**Задания:**
(A) Назови все театральные традиции, которые текст о классическом театре приводит как примеры того, что традиции бывают разные.
(B) Как называется пародийная пьеса Николая Евреинова, которую упоминает текст о классическом театре?
(C) Продолжи текст о классическом театре после его последнего предложения.

**Отрывок текста:**
-------
«ГДЕ СМОТРЕТЬ КЛАССИЧЕСКИЙ ТЕАТР?»
В финале практически любой популяризаторской лекции про современный театр обязательно найдется человек из аудитории, который подойдет к вам и спросит с придыханием: «Скажите, а где посмотреть настоящий классический театр?»
Потребность в «классическом» возникает, когда зрители хотят увидеть образцовое с их точки зрения произведение. А образец обычно где? В прошлом. Там, где титаны. Где гармония, совершенство, упорядоченность. Где Софокл, Пракситель, Станиславский, Товстоногов…Для просвещенного француза XVIII века «классическое» — это античное. Для немецкого романтика образец будет в средневековом фольклоре. Для прерафаэлита — в доперспективной живописи. Для российского театрального зрителя «классическое» — это чаще всего «золотой век» русской литературы. При этом «классическое» должно быть представлено в бытовых параметрах эпохи написания драматургом. И чтобы купчихи в «Грозе» были в «газовых да креповых», «грогроновых и гроденаплевых», «марселиновых и шинероялевых». И чтобы набережная — как в Плёсе в 1859 году. Шутки-шутками, но некоторые зрители в своей потребности музейно-реконструктивного театра идут до логического конца, то есть хотят, чтобы и артисты играли — как в Малом театре при Снетковой. Зачем — неясно. Хочется предложить ряд: убедить артиста играть так, словно не было психоанализа и атомной бомбы, отключить центральное отопление в театре и зажечь масляные плошки.
В начале XX века теоретик, режиссер и драматург Николай Евреинов в пародийной пьесе «Четвертая стена» описывал подобную ситуацию: модный режиссер, ориентируясь на эстетику МХТ, в ходе постановки оперы «Фауст» в интересах правдоподобия отменяет музыку, пение, выстраивает четвертую стену, за которой кашляет и кряхтит старичок Фауст.
Конечно, реконструкция интересна только узким специалистам. Моду на историзм ввели только романтики, открывшие свою прелесть в том, что человек прошлого действительно был устроен по-другому. А историзм в шушунах — это выродившееся оперное наследие романтиков. И зритель с запросом на «классическое» чаще всего просто имеет в виду искусство реалистическое, актерское, с характерами-типами, с человеком сложным, но объяснимым, до-модернным.
Иначе говоря, противопоставление классического неклассическому — это вечное противопоставление прошлого настоящему, образцового правильного — современному неправильному, созданного «по закону» — беззаконному. Постмодерн вроде бы снял оппозицию, но тоска по правильному и познаваемому осталась.
Также часто ставят знак равенства между «классическим» и «традиционным» искусством театра, отстраивая его от одной традиции, одной системы, одной школы. Забывая, что есть разные традиции, хочешь — татарского, а хочешь — японского театра, хочешь — Брехта, хочешь — Гротовского.
Мы же осмелимся предложить вашему вниманию десять нестыдных примеров «традиционного», «классического», «актерского» и «бытописательного» театра из разных городов России.
-------
**Записи о положении элементов:**
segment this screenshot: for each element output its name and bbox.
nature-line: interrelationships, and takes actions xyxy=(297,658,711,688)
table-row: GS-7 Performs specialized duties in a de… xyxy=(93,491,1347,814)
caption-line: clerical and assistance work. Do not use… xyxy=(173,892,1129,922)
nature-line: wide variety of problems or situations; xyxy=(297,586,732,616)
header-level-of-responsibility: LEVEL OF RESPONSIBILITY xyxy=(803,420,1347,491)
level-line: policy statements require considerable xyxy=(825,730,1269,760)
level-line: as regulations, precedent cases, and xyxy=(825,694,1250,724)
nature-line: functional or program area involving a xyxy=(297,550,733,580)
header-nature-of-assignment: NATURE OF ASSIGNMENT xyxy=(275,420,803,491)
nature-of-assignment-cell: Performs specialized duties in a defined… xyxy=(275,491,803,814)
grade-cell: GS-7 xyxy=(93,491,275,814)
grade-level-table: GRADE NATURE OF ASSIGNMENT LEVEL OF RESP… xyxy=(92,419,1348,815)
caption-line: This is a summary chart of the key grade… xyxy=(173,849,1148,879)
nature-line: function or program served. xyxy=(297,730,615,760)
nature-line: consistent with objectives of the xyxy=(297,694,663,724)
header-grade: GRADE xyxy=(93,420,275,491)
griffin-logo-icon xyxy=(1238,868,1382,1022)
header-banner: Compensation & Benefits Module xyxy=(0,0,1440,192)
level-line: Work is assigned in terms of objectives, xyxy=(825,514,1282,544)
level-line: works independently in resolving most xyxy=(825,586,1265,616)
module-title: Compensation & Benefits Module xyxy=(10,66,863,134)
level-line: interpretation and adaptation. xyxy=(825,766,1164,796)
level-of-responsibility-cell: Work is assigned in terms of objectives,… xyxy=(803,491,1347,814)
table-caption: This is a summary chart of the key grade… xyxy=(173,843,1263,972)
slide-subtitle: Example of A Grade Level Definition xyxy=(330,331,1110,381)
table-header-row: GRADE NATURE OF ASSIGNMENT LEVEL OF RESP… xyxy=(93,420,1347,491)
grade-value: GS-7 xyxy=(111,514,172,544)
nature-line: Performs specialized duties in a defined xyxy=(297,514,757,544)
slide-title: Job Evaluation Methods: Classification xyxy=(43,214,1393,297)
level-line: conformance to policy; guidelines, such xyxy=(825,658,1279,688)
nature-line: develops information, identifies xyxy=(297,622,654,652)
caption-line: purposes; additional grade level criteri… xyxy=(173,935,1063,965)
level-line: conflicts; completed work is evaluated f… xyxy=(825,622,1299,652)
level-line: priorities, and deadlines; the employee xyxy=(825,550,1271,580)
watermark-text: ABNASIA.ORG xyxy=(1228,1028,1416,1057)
-------
**Ответы:**
(A) Татарский театр, японский театр, Брехт, Гротовский.

(B) «Четвертая стена».

(C)
«Горе от ума» Сергея Женовача в Малом театре
Всем известно, что за классикой надо идти в Малый театр. Хотите Фонвизина? Пожалуйста вам «Недоросля». Пушкина изволите? «Маленькие трагедии» имеются. Желаете Гоголя? Без проблем — даже в двух вариантах. Лермонтов, оба Толстых, Горький и Островский, Островский — много-много Островского в Доме Островского. Одним словом, весь корпус школьной программы классического периода русской словесности. Классика во всем — и в костюмах, и в декорациях, и в актерской игре. Это в Малом театре умеют лучше, чем где бы то ни было. Интересно, что театру для этого даже режиссер не всегда требуется. Но когда режиссер (тем более режиссер-мэтр) все-таки приходит, рождаются спектакли-события, на которые не только ходят зрители, желающие прикоснуться к традиции, но и профессионалы. Одним из таких спектаклей стал «Горе от ума» — дебют Сергея Женовача в пространстве Малого театра. Чистота и ясность грибоедовского языка, переданного со всем мастерством Щепкинской школы; классицистская строгость сценографической конструкции Александра Боровского; присущая Женовачу вдумчивая внимательность к знакомому всем тексту; хлесткая, яркая, широкая игра Людмилы Поляковой в роли Хлестовой; и, конечно, Фамусов от театрального патриарха Юрия Соломина — вот составляющие успеха спектакля. Спектакля, который, к слову, осенью отметит свой двадцатилетний юбилей.
«Вишневый сад» Алексея Бородина в РАМТе
Поставленный Алексеем Бородиным к столетию со дня премьеры «Вишневый сад» пришелся бы по душе его автору. Ведь живут в этом саду очень милые и симпатичные люди. Порой, возможно, немного странные, но такие чеховские! Выглядящие, разговаривающие, думающие, живущие именно так, как написал А. П. Чехов. Ведь сам он признавался, что хочет, чтобы его «играли совсем просто, примитивно... Вот как в старое время... Комната... На авансцене — диван, стулья... И хорошие актеры играют... Вот и все». Собственно, вот и все, что можно сказать о спектакле РАМТа. Режиссерски просто, как это умеет Алексей Бородин. Актерски тонко: как нежна и трагична Раневская Ларисы Гребенщиковой, как драматичен недотепа Гаев Юльена Балмусова! Художнически красиво и ненавязчиво точно, как это свойственно Станиславу Бенедиктову. Не картина маслом, но пастельный рисунок, в детали которого интересно вглядываться и сегодня, спустя пятнадцать лет после премьеры.
«Волки и овцы» Петра Фоменко в «Мастерской Петра Фоменко»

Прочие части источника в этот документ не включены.